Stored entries
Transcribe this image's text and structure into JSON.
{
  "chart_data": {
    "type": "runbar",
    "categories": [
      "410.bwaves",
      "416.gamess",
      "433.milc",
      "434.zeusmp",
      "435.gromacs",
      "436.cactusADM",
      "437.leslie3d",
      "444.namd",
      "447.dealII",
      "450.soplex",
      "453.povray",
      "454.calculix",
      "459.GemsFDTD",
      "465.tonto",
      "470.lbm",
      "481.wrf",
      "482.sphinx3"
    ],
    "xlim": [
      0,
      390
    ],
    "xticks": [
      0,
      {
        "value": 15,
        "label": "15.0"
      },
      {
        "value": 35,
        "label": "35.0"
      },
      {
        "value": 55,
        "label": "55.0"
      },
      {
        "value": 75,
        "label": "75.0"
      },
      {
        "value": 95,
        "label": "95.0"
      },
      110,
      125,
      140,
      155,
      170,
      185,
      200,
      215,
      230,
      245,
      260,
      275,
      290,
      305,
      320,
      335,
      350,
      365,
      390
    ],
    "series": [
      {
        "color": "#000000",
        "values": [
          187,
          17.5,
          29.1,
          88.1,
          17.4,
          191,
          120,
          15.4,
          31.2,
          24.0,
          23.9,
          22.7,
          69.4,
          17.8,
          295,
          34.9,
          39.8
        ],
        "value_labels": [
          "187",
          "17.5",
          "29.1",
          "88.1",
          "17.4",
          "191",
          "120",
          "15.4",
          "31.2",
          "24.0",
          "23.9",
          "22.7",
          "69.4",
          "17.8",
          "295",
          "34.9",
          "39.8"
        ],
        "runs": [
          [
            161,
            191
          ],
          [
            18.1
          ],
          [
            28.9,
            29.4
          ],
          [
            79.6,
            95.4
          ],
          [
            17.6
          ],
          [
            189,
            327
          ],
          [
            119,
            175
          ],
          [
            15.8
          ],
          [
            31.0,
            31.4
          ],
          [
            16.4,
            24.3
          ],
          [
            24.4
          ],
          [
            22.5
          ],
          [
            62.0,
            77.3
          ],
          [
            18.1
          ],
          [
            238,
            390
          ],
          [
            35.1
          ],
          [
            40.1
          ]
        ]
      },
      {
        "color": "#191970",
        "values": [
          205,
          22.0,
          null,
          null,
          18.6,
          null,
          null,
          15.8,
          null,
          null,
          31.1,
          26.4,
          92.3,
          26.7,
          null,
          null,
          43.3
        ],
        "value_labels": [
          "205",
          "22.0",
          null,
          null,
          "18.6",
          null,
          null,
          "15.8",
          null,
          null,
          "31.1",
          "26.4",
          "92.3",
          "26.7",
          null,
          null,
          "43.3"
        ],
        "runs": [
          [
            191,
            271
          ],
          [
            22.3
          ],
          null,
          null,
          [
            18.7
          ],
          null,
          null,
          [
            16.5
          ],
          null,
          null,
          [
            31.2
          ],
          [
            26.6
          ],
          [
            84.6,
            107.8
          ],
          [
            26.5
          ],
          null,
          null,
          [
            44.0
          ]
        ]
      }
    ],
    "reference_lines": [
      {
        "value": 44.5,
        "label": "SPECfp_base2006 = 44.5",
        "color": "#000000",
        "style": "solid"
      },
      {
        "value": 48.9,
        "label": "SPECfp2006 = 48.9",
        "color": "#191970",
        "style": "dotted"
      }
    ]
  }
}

What is expected
All of the entries should be written out again exactly.

The solution
Transcribe this image's text and structure into JSON.
{
  "chart_data": {
    "type": "runbar",
    "categories": [
      "410.bwaves",
      "416.gamess",
      "433.milc",
      "434.zeusmp",
      "435.gromacs",
      "436.cactusADM",
      "437.leslie3d",
      "444.namd",
      "447.dealII",
      "450.soplex",
      "453.povray",
      "454.calculix",
      "459.GemsFDTD",
      "465.tonto",
      "470.lbm",
      "481.wrf",
      "482.sphinx3"
    ],
    "xlim": [
      0,
      390
    ],
    "xticks": [
      0,
      {
        "value": 15,
        "label": "15.0"
      },
      {
        "value": 35,
        "label": "35.0"
      },
      {
        "value": 55,
        "label": "55.0"
      },
      {
        "value": 75,
        "label": "75.0"
      },
      {
        "value": 95,
        "label": "95.0"
      },
      110,
      125,
      140,
      155,
      170,
      185,
      200,
      215,
      230,
      245,
      260,
      275,
      290,
      305,
      320,
      335,
      350,
      365,
      390
    ],
    "series": [
      {
        "color": "#000000",
        "values": [
          187,
          17.5,
          29.1,
          88.1,
          17.4,
          191,
          120,
          15.4,
          31.2,
          24.0,
          23.9,
          22.7,
          69.4,
          17.8,
          295,
          34.9,
          39.8
        ],
        "value_labels": [
          "187",
          "17.5",
          "29.1",
          "88.1",
          "17.4",
          "191",
          "120",
          "15.4",
          "31.2",
          "24.0",
          "23.9",
          "22.7",
          "69.4",
          "17.8",
          "295",
          "34.9",
          "39.8"
        ],
        "runs": [
          [
            161,
            191
          ],
          [
            18.1
          ],
          [
            28.9,
            29.4
          ],
          [
            79.6,
            95.4
          ],
          [
            17.6
          ],
          [
            189,
            327
          ],
          [
            119,
            175
          ],
          [
            15.8
          ],
          [
            31.0,
            31.4
          ],
          [
            16.4,
            24.3
          ],
          [
            24.4
          ],
          [
            22.5
          ],
          [
            62.0,
            77.3
          ],
          [
            18.1
          ],
          [
            238,
            390
          ],
          [
            35.1
          ],
          [
            40.1
          ]
        ]
      },
      {
        "color": "#191970",
        "values": [
          205,
          22.0,
          null,
          null,
          18.6,
          null,
          null,
          15.8,
          null,
          null,
          31.1,
          26.4,
          92.3,
          26.7,
          null,
          null,
          43.3
        ],
        "value_labels": [
          "205",
          "22.0",
          null,
          null,
          "18.6",
          null,
          null,
          "15.8",
          null,
          null,
          "31.1",
          "26.4",
          "92.3",
          "26.7",
          null,
          null,
          "43.3"
        ],
        "runs": [
          [
            191,
            271
          ],
          [
            22.3
          ],
          null,
          null,
          [
            18.7
          ],
          null,
          null,
          [
            16.5
          ],
          null,
          null,
          [
            31.2
          ],
          [
            26.6
          ],
          [
            84.6,
            107.8
          ],
          [
            26.5
          ],
          null,
          null,
          [
            44.0
          ]
        ]
      }
    ],
    "reference_lines": [
      {
        "value": 44.5,
        "label": "SPECfp_base2006 = 44.5",
        "color": "#000000",
        "style": "solid"
      },
      {
        "value": 48.9,
        "label": "SPECfp2006 = 48.9",
        "color": "#191970",
        "style": "dotted"
      }
    ]
  }
}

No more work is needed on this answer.